**Exercise aim**
Copy each line containing the word "损耗功率" from the records that follow, please.

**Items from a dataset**
--------------------------------
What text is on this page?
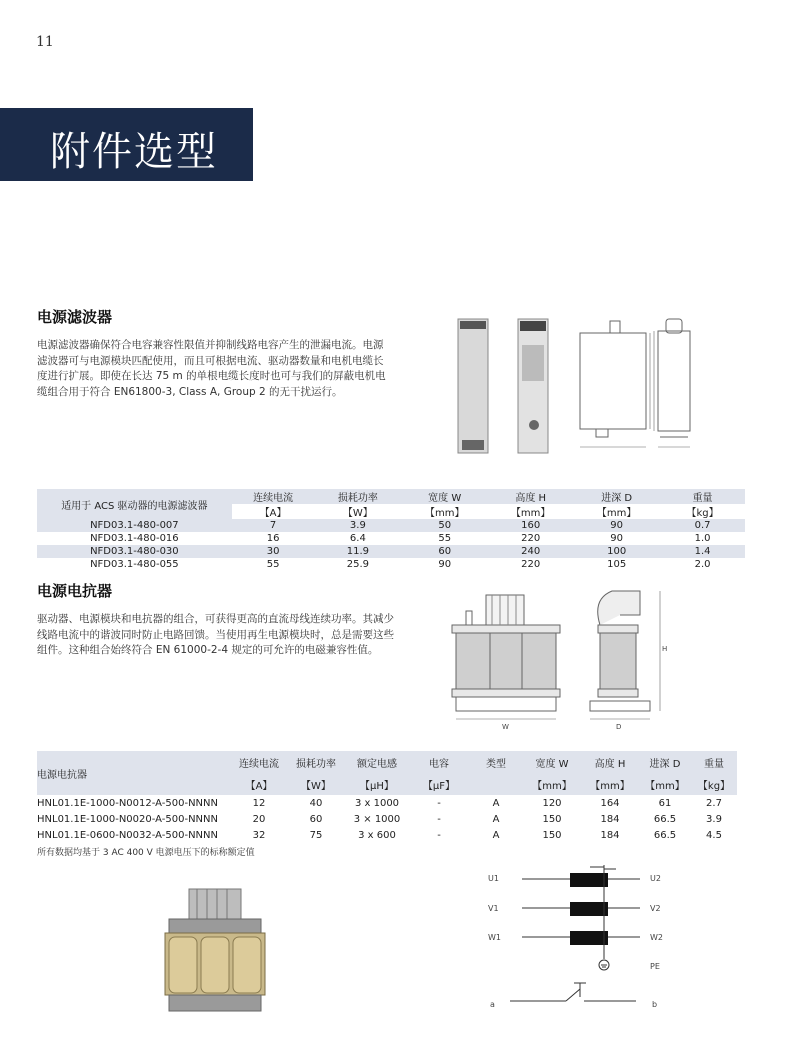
11
附件选型
电源滤波器
电源滤波器确保符合电容兼容性限值并抑制线路电容产生的泄漏电流。电源
滤波器可与电源模块匹配使用，而且可根据电流、驱动器数量和电机电缆长
度进行扩展。即使在长达 75 m 的单根电缆长度时也可与我们的屏蔽电机电
缆组合用于符合 EN61800-3, Class A, Group 2 的无干扰运行。
适用于 ACS 驱动器的电源滤波器	连续电流	损耗功率	宽度 W	高度 H	进深 D	重量
	【A】	【W】	【mm】	【mm】	【mm】	【kg】
NFD03.1-480-007	7	3.9	50	160	90	0.7
NFD03.1-480-016	16	6.4	55	220	90	1.0
NFD03.1-480-030	30	11.9	60	240	100	1.4
NFD03.1-480-055	55	25.9	90	220	105	2.0
电源电抗器
驱动器、电源模块和电抗器的组合，可获得更高的直流母线连续功率。其减少
线路电流中的谐波同时防止电路回馈。当使用再生电源模块时，总是需要这些
组件。这种组合始终符合 EN 61000-2-4 规定的可允许的电磁兼容性值。
W
H
D
电源电抗器	连续电流	损耗功率	额定电感	电容	类型	宽度 W	高度 H	进深 D	重量
	【A】	【W】	【μH】	【μF】		【mm】	【mm】	【mm】	【kg】
HNL01.1E-1000-N0012-A-500-NNNN	12	40	3 x 1000	-	A	120	164	61	2.7
HNL01.1E-1000-N0020-A-500-NNNN	20	60	3 × 1000	-	A	150	184	66.5	3.9
HNL01.1E-0600-N0032-A-500-NNNN	32	75	3 x 600	-	A	150	184	66.5	4.5
所有数据均基于 3 AC 400 V 电源电压下的标称额定值
U1
V1
W1
U2
V2
W2
PE
a	b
--------------------------------
**Result**
适用于 ACS 驱动器的电源滤波器	连续电流	损耗功率	宽度 W	高度 H	进深 D	重量
电源电抗器	连续电流	损耗功率	额定电感	电容	类型	宽度 W	高度 H	进深 D	重量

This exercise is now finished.